> [WRITTEN TASK]:
Output all records precisely as written.

— START —

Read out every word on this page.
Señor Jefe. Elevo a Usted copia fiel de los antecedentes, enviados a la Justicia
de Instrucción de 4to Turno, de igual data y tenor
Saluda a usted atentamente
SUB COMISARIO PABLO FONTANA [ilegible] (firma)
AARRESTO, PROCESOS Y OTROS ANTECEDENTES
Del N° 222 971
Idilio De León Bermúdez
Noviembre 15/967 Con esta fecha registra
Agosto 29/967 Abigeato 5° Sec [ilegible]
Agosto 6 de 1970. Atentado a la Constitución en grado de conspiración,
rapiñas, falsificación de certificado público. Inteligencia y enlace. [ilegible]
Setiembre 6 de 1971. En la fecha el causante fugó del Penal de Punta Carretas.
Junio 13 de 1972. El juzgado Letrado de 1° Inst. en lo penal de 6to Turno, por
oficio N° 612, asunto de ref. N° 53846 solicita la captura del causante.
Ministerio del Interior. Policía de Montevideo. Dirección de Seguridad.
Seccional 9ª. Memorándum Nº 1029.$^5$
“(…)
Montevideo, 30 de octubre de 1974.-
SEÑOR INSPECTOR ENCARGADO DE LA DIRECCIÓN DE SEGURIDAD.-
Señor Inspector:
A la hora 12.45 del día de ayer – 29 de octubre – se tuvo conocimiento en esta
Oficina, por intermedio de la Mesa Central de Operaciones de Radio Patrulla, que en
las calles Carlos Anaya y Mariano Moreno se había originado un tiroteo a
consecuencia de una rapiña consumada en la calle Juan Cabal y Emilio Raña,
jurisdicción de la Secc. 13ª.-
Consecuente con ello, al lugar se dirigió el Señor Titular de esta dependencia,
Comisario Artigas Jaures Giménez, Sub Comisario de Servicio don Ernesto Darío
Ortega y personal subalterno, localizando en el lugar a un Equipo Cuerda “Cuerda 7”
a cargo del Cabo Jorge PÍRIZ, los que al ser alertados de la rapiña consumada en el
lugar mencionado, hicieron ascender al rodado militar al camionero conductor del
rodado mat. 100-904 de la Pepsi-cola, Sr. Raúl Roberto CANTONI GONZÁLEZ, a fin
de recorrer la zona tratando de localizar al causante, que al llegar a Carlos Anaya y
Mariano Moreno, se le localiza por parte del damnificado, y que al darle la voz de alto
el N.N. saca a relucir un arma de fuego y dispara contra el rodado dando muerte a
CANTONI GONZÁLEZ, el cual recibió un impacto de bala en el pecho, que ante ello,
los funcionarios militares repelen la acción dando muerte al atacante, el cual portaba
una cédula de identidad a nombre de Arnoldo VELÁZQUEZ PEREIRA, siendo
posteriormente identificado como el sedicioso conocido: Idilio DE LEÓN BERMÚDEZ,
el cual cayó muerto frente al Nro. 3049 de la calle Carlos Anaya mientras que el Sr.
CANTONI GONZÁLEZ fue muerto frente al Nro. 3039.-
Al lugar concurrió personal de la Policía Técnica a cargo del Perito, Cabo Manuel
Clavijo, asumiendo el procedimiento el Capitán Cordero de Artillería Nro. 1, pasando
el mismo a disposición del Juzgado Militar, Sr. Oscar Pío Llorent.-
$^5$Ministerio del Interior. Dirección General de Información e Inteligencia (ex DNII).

— END —

> [ANSWER]:
Read out every word on this page.
Señor Jefe. Elevo a Usted copia fiel de los antecedentes, enviados a la Justicia
de Instrucción de 4to Turno, de igual data y tenor
Saluda a usted atentamente
SUB COMISARIO PABLO FONTANA [ilegible] (firma)
AARRESTO, PROCESOS Y OTROS ANTECEDENTES
Del N° 222 971
Idilio De León Bermúdez
Noviembre 15/967 Con esta fecha registra
Agosto 29/967 Abigeato 5° Sec [ilegible]
Agosto 6 de 1970. Atentado a la Constitución en grado de conspiración,
rapiñas, falsificación de certificado público. Inteligencia y enlace. [ilegible]
Setiembre 6 de 1971. En la fecha el causante fugó del Penal de Punta Carretas.
Junio 13 de 1972. El juzgado Letrado de 1° Inst. en lo penal de 6to Turno, por
oficio N° 612, asunto de ref. N° 53846 solicita la captura del causante.
Ministerio del Interior. Policía de Montevideo. Dirección de Seguridad.
Seccional 9ª. Memorándum Nº 1029.$^5$
“(…)
Montevideo, 30 de octubre de 1974.-
SEÑOR INSPECTOR ENCARGADO DE LA DIRECCIÓN DE SEGURIDAD.-
Señor Inspector:
A la hora 12.45 del día de ayer – 29 de octubre – se tuvo conocimiento en esta
Oficina, por intermedio de la Mesa Central de Operaciones de Radio Patrulla, que en
las calles Carlos Anaya y Mariano Moreno se había originado un tiroteo a
consecuencia de una rapiña consumada en la calle Juan Cabal y Emilio Raña,
jurisdicción de la Secc. 13ª.-
Consecuente con ello, al lugar se dirigió el Señor Titular de esta dependencia,
Comisario Artigas Jaures Giménez, Sub Comisario de Servicio don Ernesto Darío
Ortega y personal subalterno, localizando en el lugar a un Equipo Cuerda “Cuerda 7”
a cargo del Cabo Jorge PÍRIZ, los que al ser alertados de la rapiña consumada en el
lugar mencionado, hicieron ascender al rodado militar al camionero conductor del
rodado mat. 100-904 de la Pepsi-cola, Sr. Raúl Roberto CANTONI GONZÁLEZ, a fin
de recorrer la zona tratando de localizar al causante, que al llegar a Carlos Anaya y
Mariano Moreno, se le localiza por parte del damnificado, y que al darle la voz de alto
el N.N. saca a relucir un arma de fuego y dispara contra el rodado dando muerte a
CANTONI GONZÁLEZ, el cual recibió un impacto de bala en el pecho, que ante ello,
los funcionarios militares repelen la acción dando muerte al atacante, el cual portaba
una cédula de identidad a nombre de Arnoldo VELÁZQUEZ PEREIRA, siendo
posteriormente identificado como el sedicioso conocido: Idilio DE LEÓN BERMÚDEZ,
el cual cayó muerto frente al Nro. 3049 de la calle Carlos Anaya mientras que el Sr.
CANTONI GONZÁLEZ fue muerto frente al Nro. 3039.-
Al lugar concurrió personal de la Policía Técnica a cargo del Perito, Cabo Manuel
Clavijo, asumiendo el procedimiento el Capitán Cordero de Artillería Nro. 1, pasando
el mismo a disposición del Juzgado Militar, Sr. Oscar Pío Llorent.-
$^5$Ministerio del Interior. Dirección General de Información e Inteligencia (ex DNII).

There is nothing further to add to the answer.